## [Texto selecionado]
Por Rodrigo Fonseca
Especial para o Correio da Manhã
Hilariante e frenético, "Anora" pode ser chamado de comédia, pode ser encarado como um marco do cinema indie americano e pode, sem qualquer dúvida, fazer parte do panteão dos ganhadores do Festival de Cannes, depois de conquistar a Palma de Ouro de 2024. É uma Cinderela às avessas, acompanhando as confusões no qual uma profissional do sexo, que dança num clube privê, envolve-se depois de se casar com um jovem milionário russo. Seu diretor é Sean Baker, que nasceu em Nova Jersey há 53 anos e tem em seu currículo pérolas como "Tangerina" (2015) e "Projeto Flórida" (2017). A decisão foi deliberada no sábado por um júri presidido pela atriz e cineasta Greta Gerwig e formado pela roteirista e fotógrafa turca Ebru Ceylan; as também atrizes Lily Gladstone (EUA) e Eva Green (França); a diretora libanesa Nadine Labaki; o realizador espanhol Juan Antonio Bayona; o ator italiano Pierfrancisco Favino; o cineasta japonês Hirokazu Kore-eda; e o astro francês Omar Sy.
Horas antes de o anúncio ser feito, o alemão Wim Wenders foi laureado com um Prêmio do Júri Ecumênico pelo conjunto de sua obra e disse uma frase que sintetiza o resultado do festival em 2024: "Nós, cineastas, não podemos mudar o mundo, mas podemos mudar a imagem que fazemos do planeta". Baker mudou. A maneira como ele fala de amor, com o riso como seu aliado, redesenha noções de princesas, príncipes encantados e prazer fugaz.

## [Dados registrados]

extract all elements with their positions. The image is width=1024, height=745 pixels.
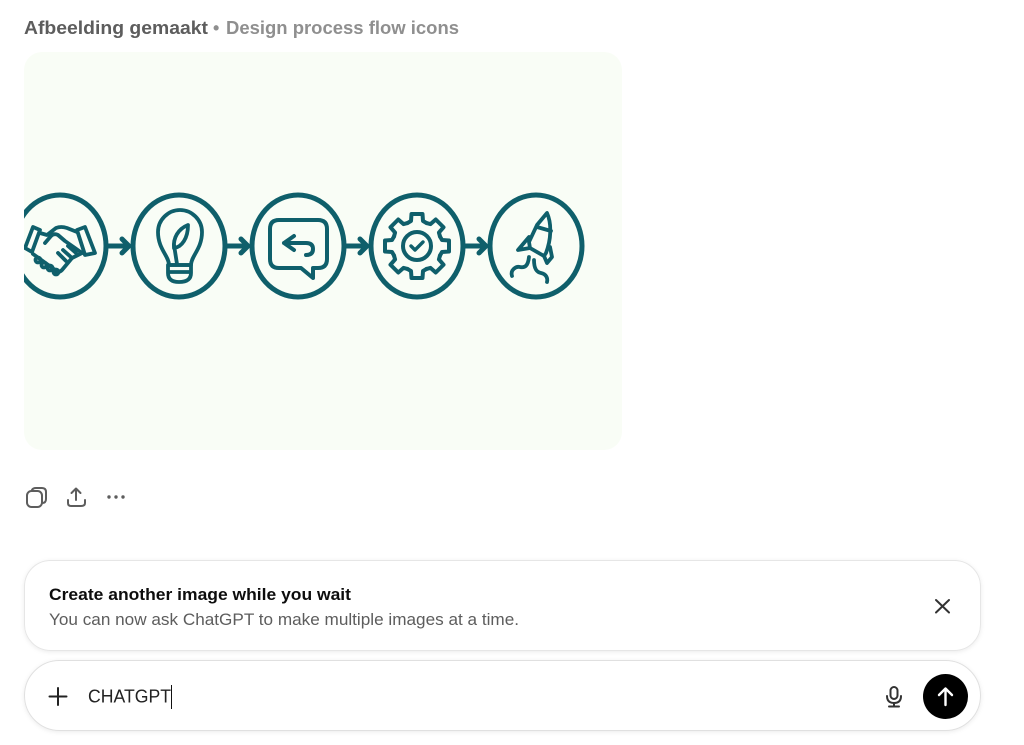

## [Exercícios]
[1] Responda às perguntas abaixo com base no texto sobre "Anora".
(a) Quem presidiu o júri que decidiu a Palma de Ouro de 2024?
(b) Onde nasceu Sean Baker?
(c) Que prêmio Wim Wenders recebeu horas antes do anúncio?
[2] Continue o texto sobre "Anora" a partir da última frase.

## [Respostas]
[1]
(a) A atriz e cineasta Greta Gerwig.
(b) Em Nova Jersey.
(c) Um Prêmio do Júri Ecumênico pelo conjunto de sua obra.

[2]
"Esse filme é para todas as trabalhadoras do sexo", disse o cineasta, que agora dispara já nas listas de potencial candidato ao Oscar para o ano que vem. Parece cedo para nós, mas para Hollywood não é, e Cannes passou a significar um canteiro de descobertas para a Academia de Artes e Ciências Cinematográficas.
Mas a premiação de Greta não parou em Baker. O Grande Prêmio do Júri foi entregue ao filme indiano "All We Imagine As Light", de Payal Kapadia. É um tocante ensaio sobre solidariedade feminina em Mumbai.
O mais premiado dos longas-metragens em concurso foi o iraniano "The Seed of The Sacred Fig", do iraniano Mohammad Rasoulof. Ele ganhou o Prêmio Especial do Júri, o Prêmio do Júri Ecumênico e o Prêmio da Crítica. O cineasta está condenado à prisão em sua terra natal pelas críticas de seus filmes ao regime vigente por lá. Na trama, um juiz entra em paranoia ao se sentir perseguido e começa a se voltar de forma violenta contra suas filhas e sua mulher. "Venho de uma cultura submetida à tirania, pois o Estado Islâmico é capaz de tudo", disse Rasoulof em Cannes. "Por que meu governo tem tanto medo das histórias que contamos?".
Aos 52 anos, o realizador egresso de Xiraz precisou fugir de sua pátria para conseguir expressar sua voz autoral pelo mundo, tendo seu passaporte confiscado pelas autoridades do Irã, que o considera uma ameaça à integridade nacional. "Dei instruções à equipe para que terminasse o filme caso eu fosse preso. Quando a sentença de que eu seria detido saiu, fui para casa e me despedi das minhas plantas, depois dei um jeito de sair", explicou o diretor, que por já ter sido trancafiado antes conhecia meios não tão legais de escapar, por rotas alternativas que o levaram à Alemanha. "Este é um filme sobre doutrinação, sobre o que acontece quando você deixa alguém, ou alguma ideologia tomar conta de sua mente", disse o realizador, que ganhou o Urso de Ouro de 2020 com "Não Há Mal Algum". "Não tenho medo da intimidação".
Ao selecionar quem ganharia o láurea de Melhor Direção, o júri de Greta cravou o nome do português Miguel Gomes por "Grand Tour", É um estudo sobre as sequelas do colonialismo.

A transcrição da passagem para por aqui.